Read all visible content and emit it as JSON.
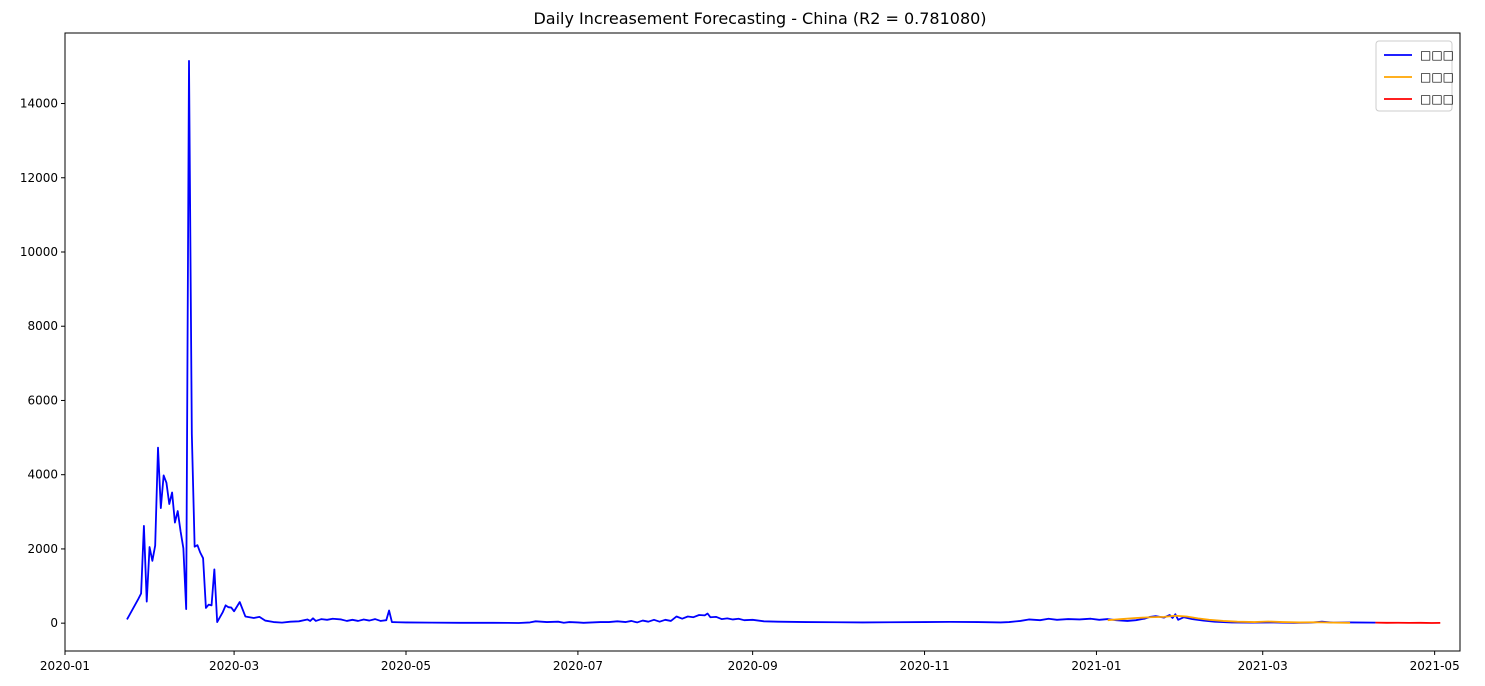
{
  "chart_data": {
    "type": "line",
    "title": "Daily Increasement Forecasting - China (R2 = 0.781080)",
    "xlabel": "",
    "ylabel": "",
    "x_axis_type": "date",
    "xlim": [
      "2020-01-01",
      "2021-05-10"
    ],
    "ylim": [
      -750,
      15900
    ],
    "x_ticks": [
      "2020-01-01",
      "2020-03-01",
      "2020-05-01",
      "2020-07-01",
      "2020-09-01",
      "2020-11-01",
      "2021-01-01",
      "2021-03-01",
      "2021-05-01"
    ],
    "x_tick_labels": [
      "2020-01",
      "2020-03",
      "2020-05",
      "2020-07",
      "2020-09",
      "2020-11",
      "2021-01",
      "2021-03",
      "2021-05"
    ],
    "y_ticks": [
      0,
      2000,
      4000,
      6000,
      8000,
      10000,
      12000,
      14000
    ],
    "y_tick_labels": [
      "0",
      "2000",
      "4000",
      "6000",
      "8000",
      "10000",
      "12000",
      "14000"
    ],
    "grid": false,
    "legend_position": "top-right",
    "series": [
      {
        "name": "□□□",
        "color": "#0000ff",
        "points": [
          [
            "2020-01-23",
            100
          ],
          [
            "2020-01-27",
            650
          ],
          [
            "2020-01-28",
            800
          ],
          [
            "2020-01-29",
            2620
          ],
          [
            "2020-01-30",
            580
          ],
          [
            "2020-01-31",
            2050
          ],
          [
            "2020-02-01",
            1680
          ],
          [
            "2020-02-02",
            2090
          ],
          [
            "2020-02-03",
            4730
          ],
          [
            "2020-02-04",
            3100
          ],
          [
            "2020-02-05",
            3980
          ],
          [
            "2020-02-06",
            3780
          ],
          [
            "2020-02-07",
            3210
          ],
          [
            "2020-02-08",
            3520
          ],
          [
            "2020-02-09",
            2710
          ],
          [
            "2020-02-10",
            3020
          ],
          [
            "2020-02-11",
            2480
          ],
          [
            "2020-02-12",
            2020
          ],
          [
            "2020-02-13",
            380
          ],
          [
            "2020-02-14",
            15150
          ],
          [
            "2020-02-15",
            5100
          ],
          [
            "2020-02-16",
            2060
          ],
          [
            "2020-02-17",
            2100
          ],
          [
            "2020-02-18",
            1900
          ],
          [
            "2020-02-19",
            1750
          ],
          [
            "2020-02-20",
            410
          ],
          [
            "2020-02-21",
            500
          ],
          [
            "2020-02-22",
            480
          ],
          [
            "2020-02-23",
            1450
          ],
          [
            "2020-02-24",
            30
          ],
          [
            "2020-02-26",
            300
          ],
          [
            "2020-02-27",
            480
          ],
          [
            "2020-02-28",
            430
          ],
          [
            "2020-02-29",
            420
          ],
          [
            "2020-03-01",
            320
          ],
          [
            "2020-03-03",
            570
          ],
          [
            "2020-03-05",
            180
          ],
          [
            "2020-03-08",
            140
          ],
          [
            "2020-03-10",
            170
          ],
          [
            "2020-03-12",
            70
          ],
          [
            "2020-03-15",
            30
          ],
          [
            "2020-03-18",
            15
          ],
          [
            "2020-03-21",
            40
          ],
          [
            "2020-03-24",
            50
          ],
          [
            "2020-03-27",
            100
          ],
          [
            "2020-03-28",
            60
          ],
          [
            "2020-03-29",
            130
          ],
          [
            "2020-03-30",
            60
          ],
          [
            "2020-04-01",
            110
          ],
          [
            "2020-04-03",
            90
          ],
          [
            "2020-04-05",
            120
          ],
          [
            "2020-04-08",
            100
          ],
          [
            "2020-04-10",
            60
          ],
          [
            "2020-04-12",
            90
          ],
          [
            "2020-04-14",
            60
          ],
          [
            "2020-04-16",
            100
          ],
          [
            "2020-04-18",
            70
          ],
          [
            "2020-04-20",
            110
          ],
          [
            "2020-04-22",
            60
          ],
          [
            "2020-04-24",
            80
          ],
          [
            "2020-04-25",
            340
          ],
          [
            "2020-04-26",
            30
          ],
          [
            "2020-04-28",
            25
          ],
          [
            "2020-05-01",
            20
          ],
          [
            "2020-05-10",
            15
          ],
          [
            "2020-05-20",
            10
          ],
          [
            "2020-06-01",
            10
          ],
          [
            "2020-06-10",
            5
          ],
          [
            "2020-06-14",
            20
          ],
          [
            "2020-06-16",
            50
          ],
          [
            "2020-06-20",
            30
          ],
          [
            "2020-06-24",
            40
          ],
          [
            "2020-06-26",
            10
          ],
          [
            "2020-06-28",
            30
          ],
          [
            "2020-07-01",
            20
          ],
          [
            "2020-07-03",
            10
          ],
          [
            "2020-07-06",
            20
          ],
          [
            "2020-07-09",
            30
          ],
          [
            "2020-07-12",
            30
          ],
          [
            "2020-07-15",
            50
          ],
          [
            "2020-07-18",
            30
          ],
          [
            "2020-07-20",
            60
          ],
          [
            "2020-07-22",
            20
          ],
          [
            "2020-07-24",
            70
          ],
          [
            "2020-07-26",
            40
          ],
          [
            "2020-07-28",
            90
          ],
          [
            "2020-07-30",
            40
          ],
          [
            "2020-08-01",
            90
          ],
          [
            "2020-08-03",
            60
          ],
          [
            "2020-08-05",
            180
          ],
          [
            "2020-08-07",
            120
          ],
          [
            "2020-08-09",
            180
          ],
          [
            "2020-08-11",
            160
          ],
          [
            "2020-08-13",
            220
          ],
          [
            "2020-08-15",
            210
          ],
          [
            "2020-08-16",
            260
          ],
          [
            "2020-08-17",
            160
          ],
          [
            "2020-08-19",
            170
          ],
          [
            "2020-08-21",
            110
          ],
          [
            "2020-08-23",
            130
          ],
          [
            "2020-08-25",
            100
          ],
          [
            "2020-08-27",
            120
          ],
          [
            "2020-08-29",
            80
          ],
          [
            "2020-09-01",
            90
          ],
          [
            "2020-09-05",
            50
          ],
          [
            "2020-09-10",
            40
          ],
          [
            "2020-09-20",
            30
          ],
          [
            "2020-10-01",
            25
          ],
          [
            "2020-10-10",
            20
          ],
          [
            "2020-10-20",
            25
          ],
          [
            "2020-11-01",
            30
          ],
          [
            "2020-11-10",
            35
          ],
          [
            "2020-11-20",
            30
          ],
          [
            "2020-11-28",
            20
          ],
          [
            "2020-12-01",
            30
          ],
          [
            "2020-12-05",
            60
          ],
          [
            "2020-12-08",
            100
          ],
          [
            "2020-12-12",
            80
          ],
          [
            "2020-12-15",
            120
          ],
          [
            "2020-12-18",
            90
          ],
          [
            "2020-12-22",
            110
          ],
          [
            "2020-12-26",
            100
          ],
          [
            "2020-12-30",
            120
          ],
          [
            "2021-01-02",
            90
          ],
          [
            "2021-01-05",
            110
          ],
          [
            "2021-01-08",
            80
          ],
          [
            "2021-01-12",
            60
          ],
          [
            "2021-01-15",
            80
          ],
          [
            "2021-01-18",
            120
          ],
          [
            "2021-01-20",
            170
          ],
          [
            "2021-01-22",
            190
          ],
          [
            "2021-01-25",
            150
          ],
          [
            "2021-01-27",
            220
          ],
          [
            "2021-01-28",
            140
          ],
          [
            "2021-01-29",
            240
          ],
          [
            "2021-01-30",
            90
          ],
          [
            "2021-02-01",
            160
          ],
          [
            "2021-02-04",
            110
          ],
          [
            "2021-02-08",
            70
          ],
          [
            "2021-02-12",
            40
          ],
          [
            "2021-02-18",
            20
          ],
          [
            "2021-02-25",
            15
          ],
          [
            "2021-03-05",
            20
          ],
          [
            "2021-03-12",
            10
          ],
          [
            "2021-03-18",
            15
          ],
          [
            "2021-03-22",
            40
          ],
          [
            "2021-03-26",
            15
          ],
          [
            "2021-04-01",
            20
          ],
          [
            "2021-04-10",
            15
          ]
        ]
      },
      {
        "name": "□□□",
        "color": "#ffa500",
        "points": [
          [
            "2021-01-05",
            80
          ],
          [
            "2021-01-10",
            110
          ],
          [
            "2021-01-15",
            140
          ],
          [
            "2021-01-20",
            160
          ],
          [
            "2021-01-25",
            170
          ],
          [
            "2021-01-29",
            200
          ],
          [
            "2021-02-02",
            180
          ],
          [
            "2021-02-06",
            130
          ],
          [
            "2021-02-10",
            90
          ],
          [
            "2021-02-15",
            60
          ],
          [
            "2021-02-20",
            40
          ],
          [
            "2021-02-26",
            30
          ],
          [
            "2021-03-03",
            45
          ],
          [
            "2021-03-08",
            30
          ],
          [
            "2021-03-14",
            20
          ],
          [
            "2021-03-20",
            25
          ],
          [
            "2021-03-26",
            15
          ],
          [
            "2021-04-01",
            10
          ]
        ]
      },
      {
        "name": "□□□",
        "color": "#ff0000",
        "points": [
          [
            "2021-04-10",
            15
          ],
          [
            "2021-04-14",
            10
          ],
          [
            "2021-04-18",
            12
          ],
          [
            "2021-04-22",
            8
          ],
          [
            "2021-04-26",
            10
          ],
          [
            "2021-04-30",
            5
          ],
          [
            "2021-05-03",
            8
          ]
        ]
      }
    ]
  }
}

What to work on | Identify the lines above that contain the word "color", then copy them.

The output |
        "color": "#0000ff",
        "color": "#ffa500",
        "color": "#ff0000",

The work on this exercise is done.